- Challenge -
Reproduce all the entries exactly and keep the pictures out.

- Available data -

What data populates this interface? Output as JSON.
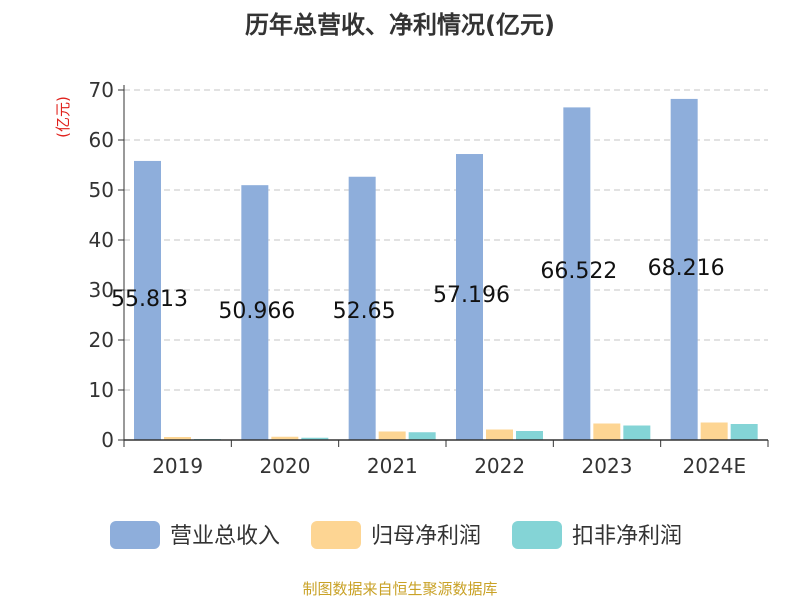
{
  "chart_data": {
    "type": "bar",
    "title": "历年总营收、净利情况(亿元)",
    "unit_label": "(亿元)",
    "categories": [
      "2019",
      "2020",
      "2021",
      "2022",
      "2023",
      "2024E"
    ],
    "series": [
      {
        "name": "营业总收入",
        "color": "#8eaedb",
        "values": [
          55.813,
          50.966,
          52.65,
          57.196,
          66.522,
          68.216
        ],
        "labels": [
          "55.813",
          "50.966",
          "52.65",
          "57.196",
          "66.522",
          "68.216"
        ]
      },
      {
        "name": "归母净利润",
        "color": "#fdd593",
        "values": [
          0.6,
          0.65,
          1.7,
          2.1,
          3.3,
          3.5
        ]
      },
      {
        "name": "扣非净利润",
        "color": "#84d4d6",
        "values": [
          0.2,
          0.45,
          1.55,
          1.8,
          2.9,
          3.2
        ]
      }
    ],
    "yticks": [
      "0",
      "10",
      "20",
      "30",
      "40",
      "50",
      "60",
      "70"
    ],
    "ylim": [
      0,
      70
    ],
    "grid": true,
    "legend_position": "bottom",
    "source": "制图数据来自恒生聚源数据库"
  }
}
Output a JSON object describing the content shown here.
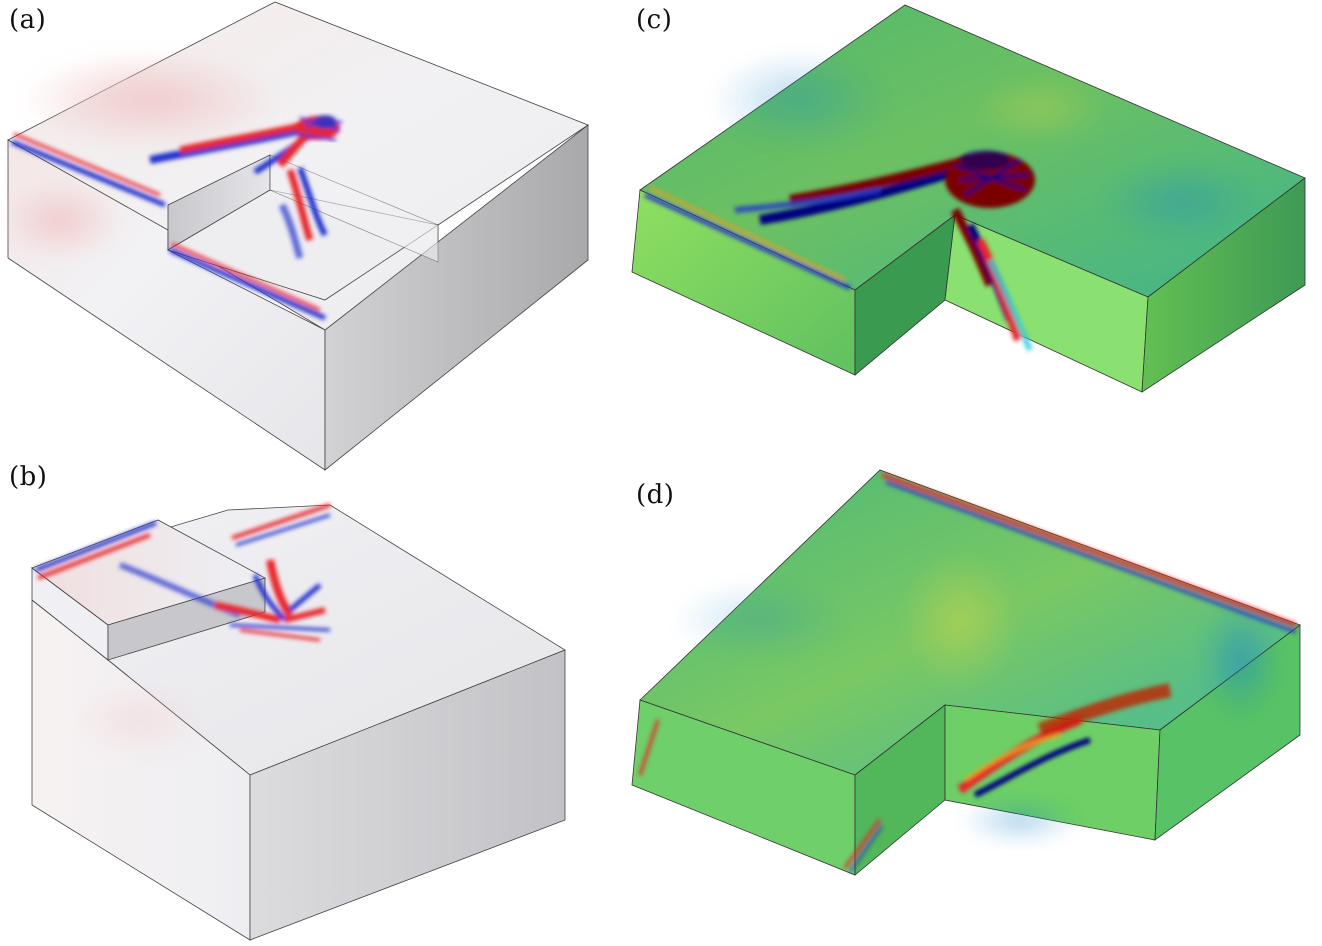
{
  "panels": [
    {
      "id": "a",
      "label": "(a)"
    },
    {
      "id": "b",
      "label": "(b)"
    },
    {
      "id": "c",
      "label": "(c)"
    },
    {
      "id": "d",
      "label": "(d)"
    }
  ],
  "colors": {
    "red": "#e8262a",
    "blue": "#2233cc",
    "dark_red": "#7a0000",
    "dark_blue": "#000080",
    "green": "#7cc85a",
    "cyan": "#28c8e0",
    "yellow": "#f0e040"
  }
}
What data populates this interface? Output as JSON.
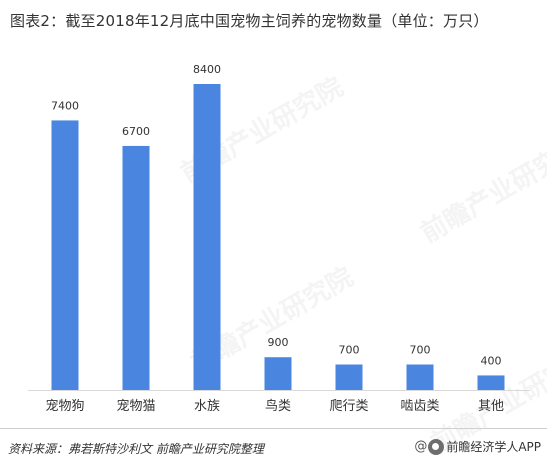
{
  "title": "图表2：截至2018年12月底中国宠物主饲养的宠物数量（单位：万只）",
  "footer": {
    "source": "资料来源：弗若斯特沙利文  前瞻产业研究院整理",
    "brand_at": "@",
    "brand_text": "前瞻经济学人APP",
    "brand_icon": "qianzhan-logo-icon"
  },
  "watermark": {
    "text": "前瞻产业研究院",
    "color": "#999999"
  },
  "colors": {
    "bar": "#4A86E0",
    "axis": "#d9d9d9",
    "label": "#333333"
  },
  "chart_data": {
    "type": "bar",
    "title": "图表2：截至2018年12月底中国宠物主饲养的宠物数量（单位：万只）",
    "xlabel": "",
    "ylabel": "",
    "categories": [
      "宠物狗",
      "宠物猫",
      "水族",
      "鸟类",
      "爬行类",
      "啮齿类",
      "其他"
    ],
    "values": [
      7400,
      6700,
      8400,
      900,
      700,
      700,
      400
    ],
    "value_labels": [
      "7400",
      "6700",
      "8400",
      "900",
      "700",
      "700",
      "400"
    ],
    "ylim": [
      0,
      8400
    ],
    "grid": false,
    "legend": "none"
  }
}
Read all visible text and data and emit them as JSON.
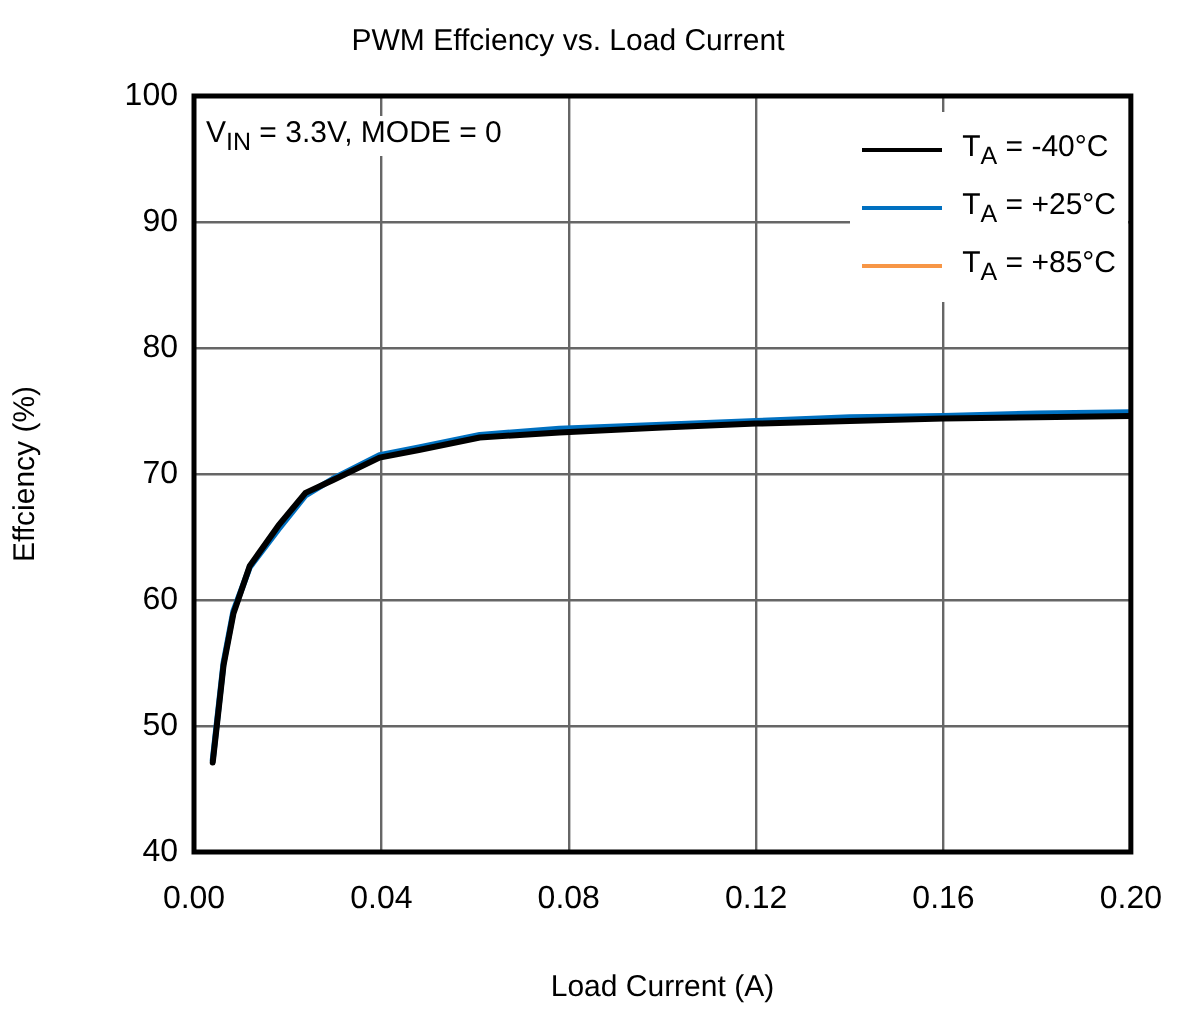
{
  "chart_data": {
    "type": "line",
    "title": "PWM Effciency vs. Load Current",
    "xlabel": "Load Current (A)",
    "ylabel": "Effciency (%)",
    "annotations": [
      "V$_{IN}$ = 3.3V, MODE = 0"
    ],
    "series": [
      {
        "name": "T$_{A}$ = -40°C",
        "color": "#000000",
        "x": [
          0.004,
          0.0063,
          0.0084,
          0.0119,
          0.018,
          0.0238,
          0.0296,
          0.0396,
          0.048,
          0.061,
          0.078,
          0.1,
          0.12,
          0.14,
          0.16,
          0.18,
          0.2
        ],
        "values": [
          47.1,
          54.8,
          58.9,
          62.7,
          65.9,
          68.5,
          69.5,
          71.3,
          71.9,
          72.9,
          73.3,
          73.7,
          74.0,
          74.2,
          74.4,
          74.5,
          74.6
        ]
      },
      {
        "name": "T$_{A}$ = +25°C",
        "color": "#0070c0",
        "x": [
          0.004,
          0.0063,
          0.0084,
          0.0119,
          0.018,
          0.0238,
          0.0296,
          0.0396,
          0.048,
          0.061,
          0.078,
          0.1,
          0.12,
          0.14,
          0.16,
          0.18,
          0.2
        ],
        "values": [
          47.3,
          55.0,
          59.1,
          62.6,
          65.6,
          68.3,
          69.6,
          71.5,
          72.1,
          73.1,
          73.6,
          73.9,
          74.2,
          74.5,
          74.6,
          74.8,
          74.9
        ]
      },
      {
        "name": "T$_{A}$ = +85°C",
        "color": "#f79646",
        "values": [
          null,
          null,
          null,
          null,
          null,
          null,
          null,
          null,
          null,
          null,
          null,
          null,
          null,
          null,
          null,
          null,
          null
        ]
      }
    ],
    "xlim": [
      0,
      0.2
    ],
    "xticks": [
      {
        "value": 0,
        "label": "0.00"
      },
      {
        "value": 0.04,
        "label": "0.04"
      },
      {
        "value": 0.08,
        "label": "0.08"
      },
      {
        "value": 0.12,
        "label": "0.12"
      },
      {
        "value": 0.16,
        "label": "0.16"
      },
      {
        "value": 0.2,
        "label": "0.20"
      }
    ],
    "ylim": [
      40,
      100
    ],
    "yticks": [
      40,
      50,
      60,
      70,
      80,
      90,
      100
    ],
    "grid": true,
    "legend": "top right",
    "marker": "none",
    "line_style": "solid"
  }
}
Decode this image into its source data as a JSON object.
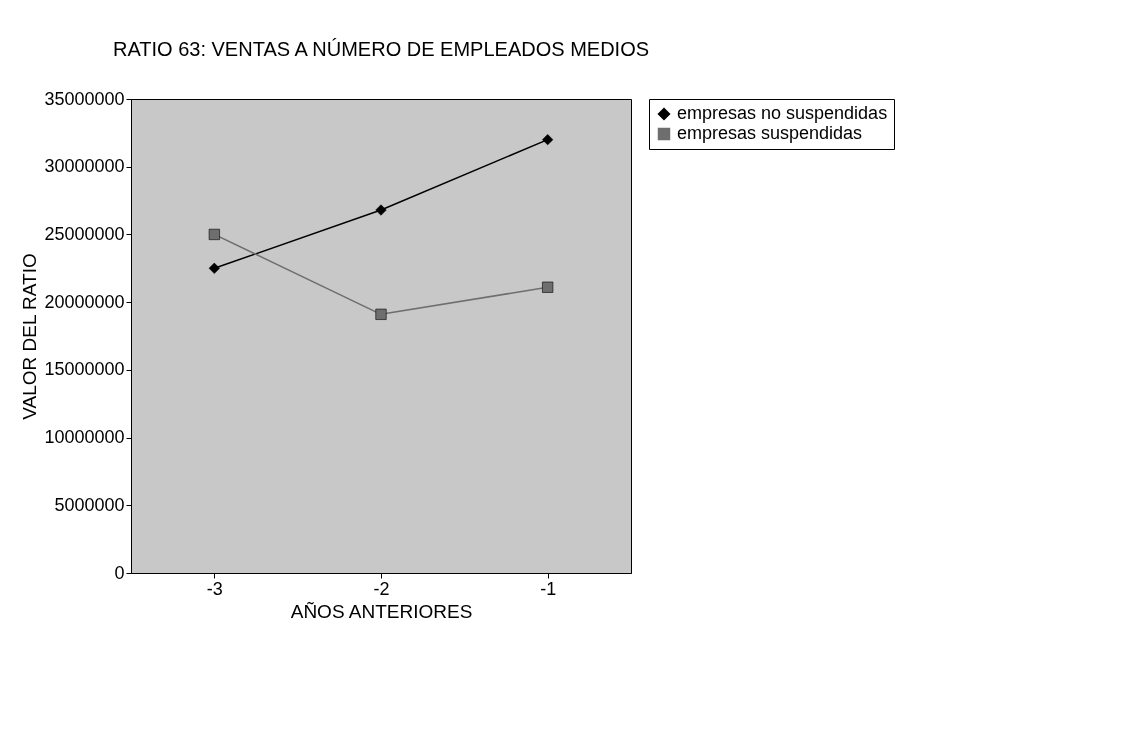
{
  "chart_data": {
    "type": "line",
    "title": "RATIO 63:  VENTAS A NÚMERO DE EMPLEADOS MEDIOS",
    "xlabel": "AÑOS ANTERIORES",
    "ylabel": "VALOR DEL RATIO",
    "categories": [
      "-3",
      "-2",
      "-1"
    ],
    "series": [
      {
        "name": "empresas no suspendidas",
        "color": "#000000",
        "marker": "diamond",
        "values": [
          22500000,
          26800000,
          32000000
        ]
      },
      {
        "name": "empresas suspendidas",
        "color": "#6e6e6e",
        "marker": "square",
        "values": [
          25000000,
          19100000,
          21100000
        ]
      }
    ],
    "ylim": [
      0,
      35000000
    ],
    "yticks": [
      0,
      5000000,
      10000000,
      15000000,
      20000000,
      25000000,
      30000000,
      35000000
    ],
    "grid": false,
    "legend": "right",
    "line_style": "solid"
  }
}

- Correct response -
What data populates this interface? Output as JSON.
{
  "chart_data": {
    "type": "bar",
    "title": "历年总营收、净利情况(亿元)",
    "unit_label": "(亿元)",
    "categories": [
      "2019",
      "2020",
      "2021",
      "2022",
      "2023",
      "2024E"
    ],
    "series": [
      {
        "name": "营业总收入",
        "color": "#8eaedb",
        "values": [
          55.813,
          50.966,
          52.65,
          57.196,
          66.522,
          68.216
        ],
        "labels": [
          "55.813",
          "50.966",
          "52.65",
          "57.196",
          "66.522",
          "68.216"
        ]
      },
      {
        "name": "归母净利润",
        "color": "#fdd593",
        "values": [
          0.6,
          0.65,
          1.7,
          2.1,
          3.3,
          3.5
        ]
      },
      {
        "name": "扣非净利润",
        "color": "#84d4d6",
        "values": [
          0.2,
          0.45,
          1.55,
          1.8,
          2.9,
          3.2
        ]
      }
    ],
    "yticks": [
      "0",
      "10",
      "20",
      "30",
      "40",
      "50",
      "60",
      "70"
    ],
    "ylim": [
      0,
      70
    ],
    "grid": true,
    "legend_position": "bottom",
    "source": "制图数据来自恒生聚源数据库"
  }
}
Output a JSON object describing the content shown here.
{
  "panels": [
    {
      "id": "a",
      "label": "(a)"
    },
    {
      "id": "b",
      "label": "(b)"
    },
    {
      "id": "c",
      "label": "(c)"
    },
    {
      "id": "d",
      "label": "(d)"
    }
  ],
  "colors": {
    "red": "#e8262a",
    "blue": "#2233cc",
    "dark_red": "#7a0000",
    "dark_blue": "#000080",
    "green": "#7cc85a",
    "cyan": "#28c8e0",
    "yellow": "#f0e040"
  }
}
What data populates this interface? Output as JSON.
{
  "title": "图表2：截至2018年12月底中国宠物主饲养的宠物数量（单位：万只）",
  "footer": {
    "source": "资料来源：弗若斯特沙利文  前瞻产业研究院整理",
    "brand_at": "@",
    "brand_text": "前瞻经济学人APP",
    "brand_icon": "qianzhan-logo-icon"
  },
  "watermark": {
    "text": "前瞻产业研究院",
    "color": "#999999"
  },
  "colors": {
    "bar": "#4A86E0",
    "axis": "#d9d9d9",
    "label": "#333333"
  },
  "chart_data": {
    "type": "bar",
    "title": "图表2：截至2018年12月底中国宠物主饲养的宠物数量（单位：万只）",
    "xlabel": "",
    "ylabel": "",
    "categories": [
      "宠物狗",
      "宠物猫",
      "水族",
      "鸟类",
      "爬行类",
      "啮齿类",
      "其他"
    ],
    "values": [
      7400,
      6700,
      8400,
      900,
      700,
      700,
      400
    ],
    "value_labels": [
      "7400",
      "6700",
      "8400",
      "900",
      "700",
      "700",
      "400"
    ],
    "ylim": [
      0,
      8400
    ],
    "grid": false,
    "legend": "none"
  }
}
Read all visible text and data and emit them as JSON.
{
  "chart_data": {
    "type": "line",
    "title": "PWM Effciency vs. Load Current",
    "xlabel": "Load Current (A)",
    "ylabel": "Effciency (%)",
    "annotations": [
      "V$_{IN}$ = 3.3V, MODE = 0"
    ],
    "series": [
      {
        "name": "T$_{A}$ = -40°C",
        "color": "#000000",
        "x": [
          0.004,
          0.0063,
          0.0084,
          0.0119,
          0.018,
          0.0238,
          0.0296,
          0.0396,
          0.048,
          0.061,
          0.078,
          0.1,
          0.12,
          0.14,
          0.16,
          0.18,
          0.2
        ],
        "values": [
          47.1,
          54.8,
          58.9,
          62.7,
          65.9,
          68.5,
          69.5,
          71.3,
          71.9,
          72.9,
          73.3,
          73.7,
          74.0,
          74.2,
          74.4,
          74.5,
          74.6
        ]
      },
      {
        "name": "T$_{A}$ = +25°C",
        "color": "#0070c0",
        "x": [
          0.004,
          0.0063,
          0.0084,
          0.0119,
          0.018,
          0.0238,
          0.0296,
          0.0396,
          0.048,
          0.061,
          0.078,
          0.1,
          0.12,
          0.14,
          0.16,
          0.18,
          0.2
        ],
        "values": [
          47.3,
          55.0,
          59.1,
          62.6,
          65.6,
          68.3,
          69.6,
          71.5,
          72.1,
          73.1,
          73.6,
          73.9,
          74.2,
          74.5,
          74.6,
          74.8,
          74.9
        ]
      },
      {
        "name": "T$_{A}$ = +85°C",
        "color": "#f79646",
        "values": [
          null,
          null,
          null,
          null,
          null,
          null,
          null,
          null,
          null,
          null,
          null,
          null,
          null,
          null,
          null,
          null,
          null
        ]
      }
    ],
    "xlim": [
      0,
      0.2
    ],
    "xticks": [
      {
        "value": 0,
        "label": "0.00"
      },
      {
        "value": 0.04,
        "label": "0.04"
      },
      {
        "value": 0.08,
        "label": "0.08"
      },
      {
        "value": 0.12,
        "label": "0.12"
      },
      {
        "value": 0.16,
        "label": "0.16"
      },
      {
        "value": 0.2,
        "label": "0.20"
      }
    ],
    "ylim": [
      40,
      100
    ],
    "yticks": [
      40,
      50,
      60,
      70,
      80,
      90,
      100
    ],
    "grid": true,
    "legend": "top right",
    "marker": "none",
    "line_style": "solid"
  }
}
Decode this image into its source data as a JSON object.
{
  "chart_data": {
    "type": "line",
    "title": "RATIO 63:  VENTAS A NÚMERO DE EMPLEADOS MEDIOS",
    "xlabel": "AÑOS ANTERIORES",
    "ylabel": "VALOR DEL RATIO",
    "categories": [
      "-3",
      "-2",
      "-1"
    ],
    "series": [
      {
        "name": "empresas no suspendidas",
        "color": "#000000",
        "marker": "diamond",
        "values": [
          22500000,
          26800000,
          32000000
        ]
      },
      {
        "name": "empresas suspendidas",
        "color": "#6e6e6e",
        "marker": "square",
        "values": [
          25000000,
          19100000,
          21100000
        ]
      }
    ],
    "ylim": [
      0,
      35000000
    ],
    "yticks": [
      0,
      5000000,
      10000000,
      15000000,
      20000000,
      25000000,
      30000000,
      35000000
    ],
    "grid": false,
    "legend": "right",
    "line_style": "solid"
  }
}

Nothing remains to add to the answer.